===== Listing =====
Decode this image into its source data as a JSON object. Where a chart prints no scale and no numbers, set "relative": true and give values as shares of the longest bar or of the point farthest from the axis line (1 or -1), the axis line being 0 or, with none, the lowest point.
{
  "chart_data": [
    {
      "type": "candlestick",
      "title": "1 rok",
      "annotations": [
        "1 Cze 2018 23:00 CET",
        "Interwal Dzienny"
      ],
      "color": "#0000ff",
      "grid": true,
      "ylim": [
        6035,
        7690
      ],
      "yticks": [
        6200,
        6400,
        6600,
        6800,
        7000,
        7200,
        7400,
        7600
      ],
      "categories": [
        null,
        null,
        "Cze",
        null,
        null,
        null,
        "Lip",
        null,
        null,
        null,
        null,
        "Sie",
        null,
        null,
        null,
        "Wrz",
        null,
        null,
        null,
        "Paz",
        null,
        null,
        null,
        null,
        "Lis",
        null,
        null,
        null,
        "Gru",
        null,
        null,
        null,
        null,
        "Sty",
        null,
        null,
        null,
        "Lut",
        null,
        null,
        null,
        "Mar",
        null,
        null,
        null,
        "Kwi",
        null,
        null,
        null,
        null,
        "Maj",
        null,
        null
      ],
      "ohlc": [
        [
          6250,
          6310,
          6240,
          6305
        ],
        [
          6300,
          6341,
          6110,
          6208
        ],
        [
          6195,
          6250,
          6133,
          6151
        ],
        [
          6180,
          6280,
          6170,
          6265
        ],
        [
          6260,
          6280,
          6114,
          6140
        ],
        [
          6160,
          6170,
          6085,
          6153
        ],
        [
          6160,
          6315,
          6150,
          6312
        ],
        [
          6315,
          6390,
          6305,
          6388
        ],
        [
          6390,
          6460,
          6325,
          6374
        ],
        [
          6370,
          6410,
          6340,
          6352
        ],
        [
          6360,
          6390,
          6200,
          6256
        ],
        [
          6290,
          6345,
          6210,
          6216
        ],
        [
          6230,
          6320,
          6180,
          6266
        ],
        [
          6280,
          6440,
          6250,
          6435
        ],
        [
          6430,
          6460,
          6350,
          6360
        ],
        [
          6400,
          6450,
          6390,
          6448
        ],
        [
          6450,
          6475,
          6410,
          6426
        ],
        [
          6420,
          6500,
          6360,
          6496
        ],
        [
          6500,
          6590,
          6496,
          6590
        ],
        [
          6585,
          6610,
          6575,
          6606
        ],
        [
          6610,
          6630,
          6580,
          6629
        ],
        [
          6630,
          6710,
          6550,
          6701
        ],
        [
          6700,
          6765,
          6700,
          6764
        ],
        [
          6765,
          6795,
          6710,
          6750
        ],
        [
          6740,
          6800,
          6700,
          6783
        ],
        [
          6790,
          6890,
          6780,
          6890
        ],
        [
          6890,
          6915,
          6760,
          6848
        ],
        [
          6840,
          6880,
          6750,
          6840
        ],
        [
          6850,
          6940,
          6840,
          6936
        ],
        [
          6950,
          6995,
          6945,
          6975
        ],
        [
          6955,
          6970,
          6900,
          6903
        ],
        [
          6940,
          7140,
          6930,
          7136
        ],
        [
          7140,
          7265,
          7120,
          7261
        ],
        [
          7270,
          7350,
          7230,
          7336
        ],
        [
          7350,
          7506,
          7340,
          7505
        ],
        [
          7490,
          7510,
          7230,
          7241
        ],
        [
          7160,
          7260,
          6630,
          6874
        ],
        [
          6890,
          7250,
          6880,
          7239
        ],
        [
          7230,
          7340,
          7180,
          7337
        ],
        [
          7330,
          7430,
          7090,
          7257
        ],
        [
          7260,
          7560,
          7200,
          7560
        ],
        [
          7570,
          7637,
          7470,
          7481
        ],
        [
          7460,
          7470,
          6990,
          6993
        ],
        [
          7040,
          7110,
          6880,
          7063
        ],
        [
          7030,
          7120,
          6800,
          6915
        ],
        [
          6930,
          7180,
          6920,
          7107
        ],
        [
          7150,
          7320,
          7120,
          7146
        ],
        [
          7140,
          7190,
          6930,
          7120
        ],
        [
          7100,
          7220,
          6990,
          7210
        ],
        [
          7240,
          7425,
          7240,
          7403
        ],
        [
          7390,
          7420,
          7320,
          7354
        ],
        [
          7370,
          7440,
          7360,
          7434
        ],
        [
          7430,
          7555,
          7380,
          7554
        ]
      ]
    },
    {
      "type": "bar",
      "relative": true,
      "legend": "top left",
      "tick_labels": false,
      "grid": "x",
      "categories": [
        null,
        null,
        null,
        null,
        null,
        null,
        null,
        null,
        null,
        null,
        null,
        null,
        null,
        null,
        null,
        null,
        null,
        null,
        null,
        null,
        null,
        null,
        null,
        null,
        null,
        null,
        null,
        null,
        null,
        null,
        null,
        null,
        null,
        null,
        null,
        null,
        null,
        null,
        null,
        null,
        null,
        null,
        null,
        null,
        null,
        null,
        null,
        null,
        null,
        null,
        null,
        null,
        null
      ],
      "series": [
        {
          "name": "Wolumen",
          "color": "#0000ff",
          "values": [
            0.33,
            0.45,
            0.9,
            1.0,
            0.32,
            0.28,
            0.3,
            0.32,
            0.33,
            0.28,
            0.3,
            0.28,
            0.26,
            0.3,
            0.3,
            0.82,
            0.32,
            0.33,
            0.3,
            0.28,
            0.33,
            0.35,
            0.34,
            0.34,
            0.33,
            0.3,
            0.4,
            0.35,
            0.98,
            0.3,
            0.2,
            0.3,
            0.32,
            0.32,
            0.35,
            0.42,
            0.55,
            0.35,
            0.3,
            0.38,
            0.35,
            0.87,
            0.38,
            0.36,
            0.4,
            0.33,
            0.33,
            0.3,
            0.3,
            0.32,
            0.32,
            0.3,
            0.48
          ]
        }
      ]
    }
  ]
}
=====
• What you are asked to do: Write the listing out again, exactly as shown above.

• Worked solution:
Decode this image into its source data as a JSON object. Where a chart prints no scale and no numbers, set "relative": true and give values as shares of the longest bar or of the point farthest from the axis line (1 or -1), the axis line being 0 or, with none, the lowest point.
{
  "chart_data": [
    {
      "type": "candlestick",
      "title": "1 rok",
      "annotations": [
        "1 Cze 2018 23:00 CET",
        "Interwal Dzienny"
      ],
      "color": "#0000ff",
      "grid": true,
      "ylim": [
        6035,
        7690
      ],
      "yticks": [
        6200,
        6400,
        6600,
        6800,
        7000,
        7200,
        7400,
        7600
      ],
      "categories": [
        null,
        null,
        "Cze",
        null,
        null,
        null,
        "Lip",
        null,
        null,
        null,
        null,
        "Sie",
        null,
        null,
        null,
        "Wrz",
        null,
        null,
        null,
        "Paz",
        null,
        null,
        null,
        null,
        "Lis",
        null,
        null,
        null,
        "Gru",
        null,
        null,
        null,
        null,
        "Sty",
        null,
        null,
        null,
        "Lut",
        null,
        null,
        null,
        "Mar",
        null,
        null,
        null,
        "Kwi",
        null,
        null,
        null,
        null,
        "Maj",
        null,
        null
      ],
      "ohlc": [
        [
          6250,
          6310,
          6240,
          6305
        ],
        [
          6300,
          6341,
          6110,
          6208
        ],
        [
          6195,
          6250,
          6133,
          6151
        ],
        [
          6180,
          6280,
          6170,
          6265
        ],
        [
          6260,
          6280,
          6114,
          6140
        ],
        [
          6160,
          6170,
          6085,
          6153
        ],
        [
          6160,
          6315,
          6150,
          6312
        ],
        [
          6315,
          6390,
          6305,
          6388
        ],
        [
          6390,
          6460,
          6325,
          6374
        ],
        [
          6370,
          6410,
          6340,
          6352
        ],
        [
          6360,
          6390,
          6200,
          6256
        ],
        [
          6290,
          6345,
          6210,
          6216
        ],
        [
          6230,
          6320,
          6180,
          6266
        ],
        [
          6280,
          6440,
          6250,
          6435
        ],
        [
          6430,
          6460,
          6350,
          6360
        ],
        [
          6400,
          6450,
          6390,
          6448
        ],
        [
          6450,
          6475,
          6410,
          6426
        ],
        [
          6420,
          6500,
          6360,
          6496
        ],
        [
          6500,
          6590,
          6496,
          6590
        ],
        [
          6585,
          6610,
          6575,
          6606
        ],
        [
          6610,
          6630,
          6580,
          6629
        ],
        [
          6630,
          6710,
          6550,
          6701
        ],
        [
          6700,
          6765,
          6700,
          6764
        ],
        [
          6765,
          6795,
          6710,
          6750
        ],
        [
          6740,
          6800,
          6700,
          6783
        ],
        [
          6790,
          6890,
          6780,
          6890
        ],
        [
          6890,
          6915,
          6760,
          6848
        ],
        [
          6840,
          6880,
          6750,
          6840
        ],
        [
          6850,
          6940,
          6840,
          6936
        ],
        [
          6950,
          6995,
          6945,
          6975
        ],
        [
          6955,
          6970,
          6900,
          6903
        ],
        [
          6940,
          7140,
          6930,
          7136
        ],
        [
          7140,
          7265,
          7120,
          7261
        ],
        [
          7270,
          7350,
          7230,
          7336
        ],
        [
          7350,
          7506,
          7340,
          7505
        ],
        [
          7490,
          7510,
          7230,
          7241
        ],
        [
          7160,
          7260,
          6630,
          6874
        ],
        [
          6890,
          7250,
          6880,
          7239
        ],
        [
          7230,
          7340,
          7180,
          7337
        ],
        [
          7330,
          7430,
          7090,
          7257
        ],
        [
          7260,
          7560,
          7200,
          7560
        ],
        [
          7570,
          7637,
          7470,
          7481
        ],
        [
          7460,
          7470,
          6990,
          6993
        ],
        [
          7040,
          7110,
          6880,
          7063
        ],
        [
          7030,
          7120,
          6800,
          6915
        ],
        [
          6930,
          7180,
          6920,
          7107
        ],
        [
          7150,
          7320,
          7120,
          7146
        ],
        [
          7140,
          7190,
          6930,
          7120
        ],
        [
          7100,
          7220,
          6990,
          7210
        ],
        [
          7240,
          7425,
          7240,
          7403
        ],
        [
          7390,
          7420,
          7320,
          7354
        ],
        [
          7370,
          7440,
          7360,
          7434
        ],
        [
          7430,
          7555,
          7380,
          7554
        ]
      ]
    },
    {
      "type": "bar",
      "relative": true,
      "legend": "top left",
      "tick_labels": false,
      "grid": "x",
      "categories": [
        null,
        null,
        null,
        null,
        null,
        null,
        null,
        null,
        null,
        null,
        null,
        null,
        null,
        null,
        null,
        null,
        null,
        null,
        null,
        null,
        null,
        null,
        null,
        null,
        null,
        null,
        null,
        null,
        null,
        null,
        null,
        null,
        null,
        null,
        null,
        null,
        null,
        null,
        null,
        null,
        null,
        null,
        null,
        null,
        null,
        null,
        null,
        null,
        null,
        null,
        null,
        null,
        null
      ],
      "series": [
        {
          "name": "Wolumen",
          "color": "#0000ff",
          "values": [
            0.33,
            0.45,
            0.9,
            1.0,
            0.32,
            0.28,
            0.3,
            0.32,
            0.33,
            0.28,
            0.3,
            0.28,
            0.26,
            0.3,
            0.3,
            0.82,
            0.32,
            0.33,
            0.3,
            0.28,
            0.33,
            0.35,
            0.34,
            0.34,
            0.33,
            0.3,
            0.4,
            0.35,
            0.98,
            0.3,
            0.2,
            0.3,
            0.32,
            0.32,
            0.35,
            0.42,
            0.55,
            0.35,
            0.3,
            0.38,
            0.35,
            0.87,
            0.38,
            0.36,
            0.4,
            0.33,
            0.33,
            0.3,
            0.3,
            0.32,
            0.32,
            0.3,
            0.48
          ]
        }
      ]
    }
  ]
}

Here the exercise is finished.